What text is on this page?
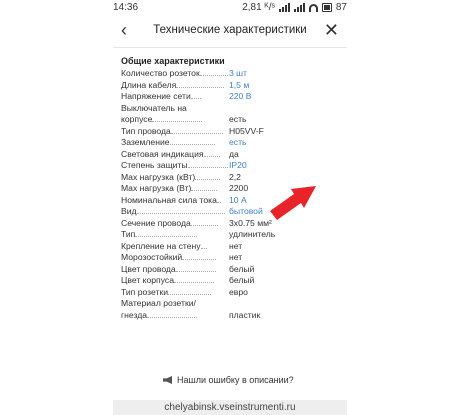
14:36	2,81 ᴷ/ˢ	87
‹	Технические характеристики ✕
Общие характеристики
Количество розеток	3 шт
Длина кабеля	1,5 м
Напряжение сети	220 В
Выключатель на
корпусе	есть
Тип провода	H05VV-F
Заземление	есть
Световая индикация	да
Степень защиты	IP20
Max нагрузка (кВт)	2,2
Max нагрузка (Вт)	2200
Номинальная сила тока 10 А
Вид	бытовой
Сечение провода	3x0.75 мм²
Тип	удлинитель
Крепление на стену	нет
Морозостойкий	нет
Цвет провода	белый
Цвет корпуса	белый
Тип розетки	евро
Материал розетки/
гнезда	пластик
Нашли ошибку в описании?
chelyabinsk.vseinstrumenti.ru
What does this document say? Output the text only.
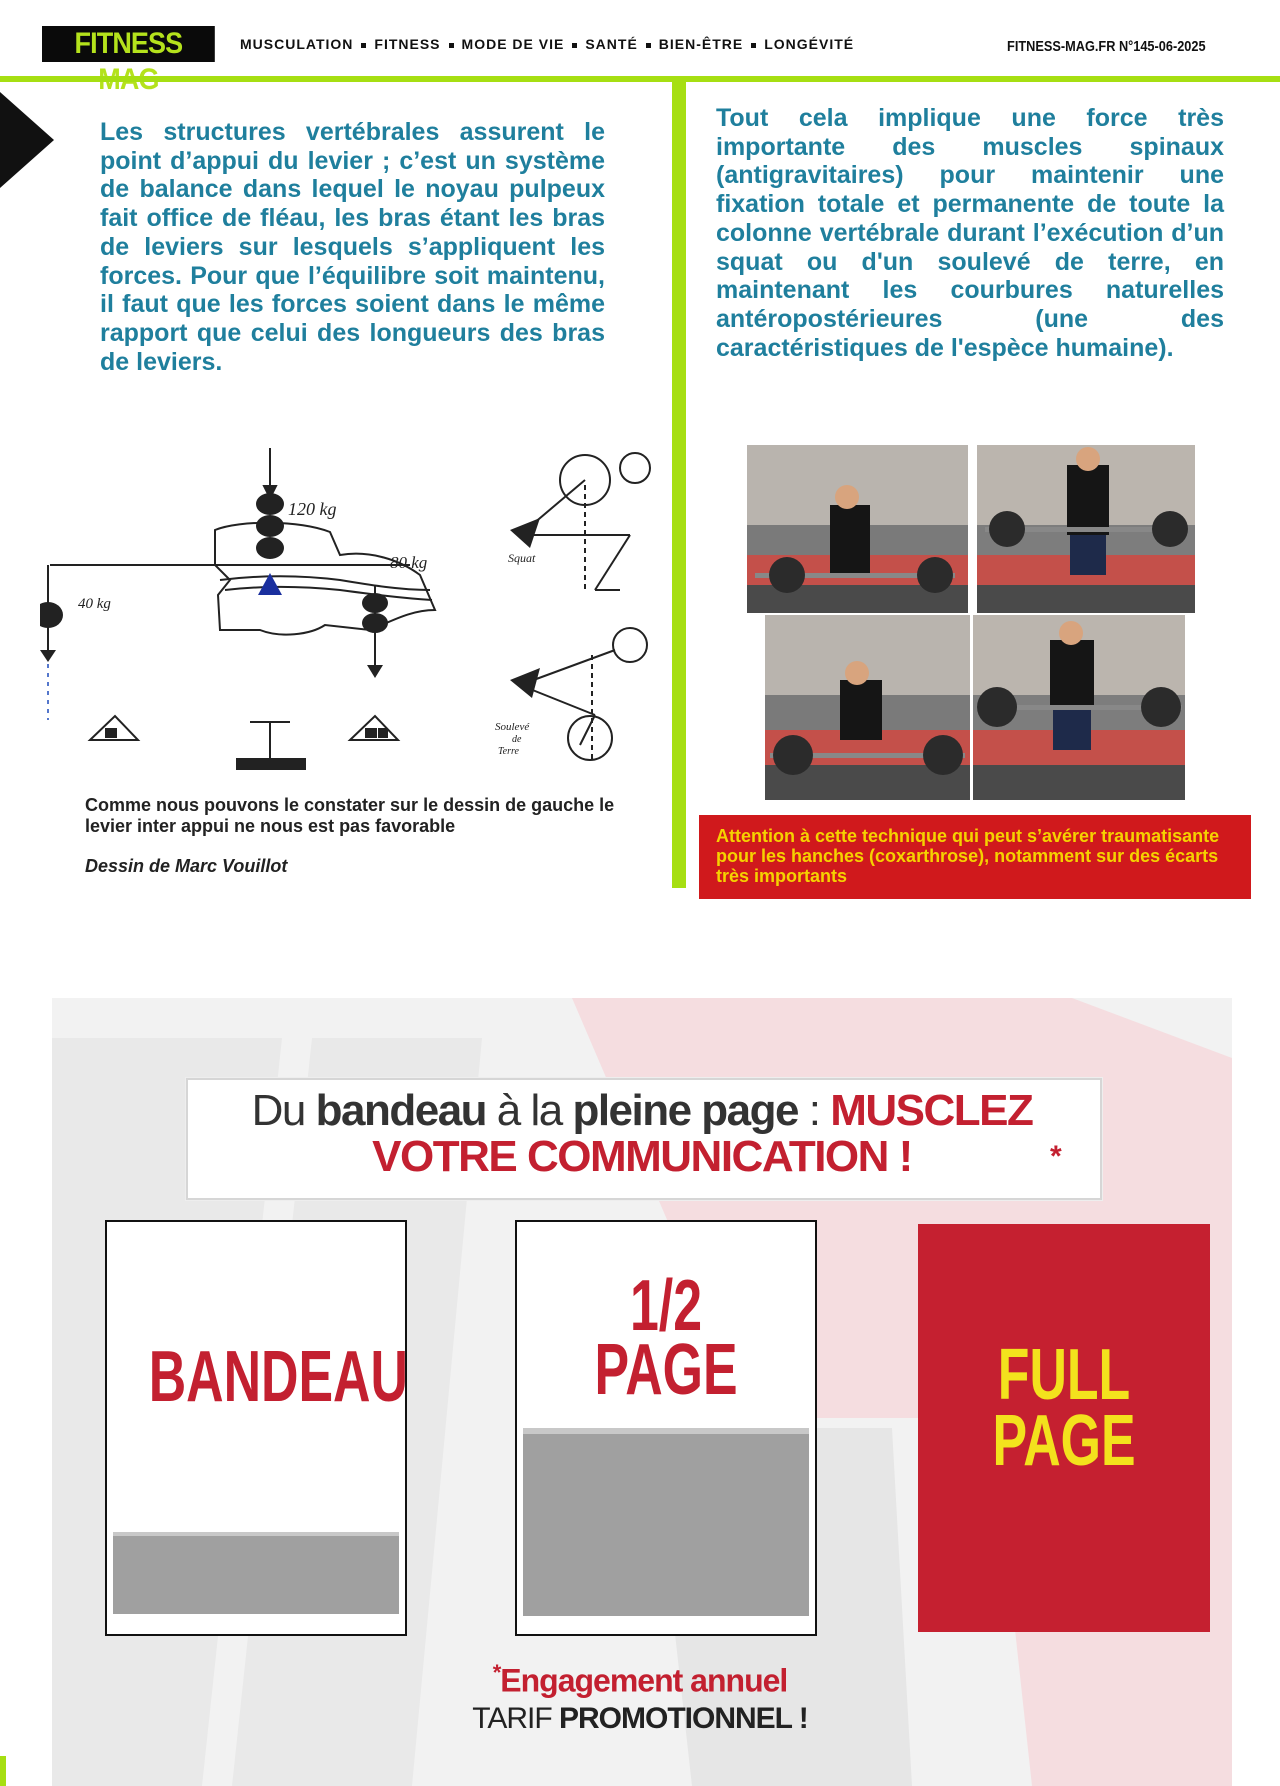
FITNESS	MUSCULATION FITNESS MODE DE VIE SANTÉ BIEN-ÊTRE LONGÉVITÉ	FITNESS-MAG.FR N°145-06-2025
Les structures vertébrales assurent le point d’appui du levier ; c’est un système de balance dans lequel le noyau pulpeux fait office de fléau, les bras étant les bras de leviers sur lesquels s’appliquent les forces. Pour que l’équilibre soit maintenu, il faut que les forces soient dans le même rapport que celui des longueurs des bras de leviers.
120 kg
80 kg
40 kg
Squat
Soulevé
de
Terre
Comme nous pouvons le constater sur le dessin de gauche le levier inter appui ne nous est pas favorable
Dessin de Marc Vouillot
Tout cela implique une force très importante des muscles spinaux (antigravitaires) pour maintenir une fixation totale et permanente de toute la colonne vertébrale durant l’exécution d’un squat ou d'un soulevé de terre, en maintenant les courbures naturelles antéropostérieures (une des caractéristiques de l'espèce humaine).
Attention à cette technique qui peut s’avérer traumatisante pour les hanches (coxarthrose), notamment sur des écarts très importants
Du bandeau à la pleine page : MUSCLEZ
VOTRE COMMUNICATION !	*
BANDEAU
1/2
PAGE	FULL
PAGE
*Engagement annuel
TARIF PROMOTIONNEL !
- - - -
> REQUIRED WORK
Reproduce each entry precisely, dropping only the pictures.

> ANSWER BELOW
What text is on this page?
14:36	2,81 ᴷ/ˢ	87
‹	Технические характеристики ✕
Общие характеристики
Количество розеток	3 шт
Длина кабеля	1,5 м
Напряжение сети	220 В
Выключатель на
корпусе	есть
Тип провода	H05VV-F
Заземление	есть
Световая индикация	да
Степень защиты	IP20
Max нагрузка (кВт)	2,2
Max нагрузка (Вт)	2200
Номинальная сила тока 10 А
Вид	бытовой
Сечение провода	3x0.75 мм²
Тип	удлинитель
Крепление на стену	нет
Морозостойкий	нет
Цвет провода	белый
Цвет корпуса	белый
Тип розетки	евро
Материал розетки/
гнезда	пластик
Нашли ошибку в описании?
chelyabinsk.vseinstrumenti.ru
What does this document say? Output the text only.
FITNESS	MUSCULATION FITNESS MODE DE VIE SANTÉ BIEN-ÊTRE LONGÉVITÉ	FITNESS-MAG.FR N°145-06-2025
Les structures vertébrales assurent le point d’appui du levier ; c’est un système de balance dans lequel le noyau pulpeux fait office de fléau, les bras étant les bras de leviers sur lesquels s’appliquent les forces. Pour que l’équilibre soit maintenu, il faut que les forces soient dans le même rapport que celui des longueurs des bras de leviers.
120 kg
80 kg
40 kg
Squat
Soulevé
de
Terre
Comme nous pouvons le constater sur le dessin de gauche le levier inter appui ne nous est pas favorable
Dessin de Marc Vouillot
Tout cela implique une force très importante des muscles spinaux (antigravitaires) pour maintenir une fixation totale et permanente de toute la colonne vertébrale durant l’exécution d’un squat ou d'un soulevé de terre, en maintenant les courbures naturelles antéropostérieures (une des caractéristiques de l'espèce humaine).
Attention à cette technique qui peut s’avérer traumatisante pour les hanches (coxarthrose), notamment sur des écarts très importants
Du bandeau à la pleine page : MUSCLEZ
VOTRE COMMUNICATION !	*
BANDEAU
1/2
PAGE	FULL
PAGE
*Engagement annuel
TARIF PROMOTIONNEL !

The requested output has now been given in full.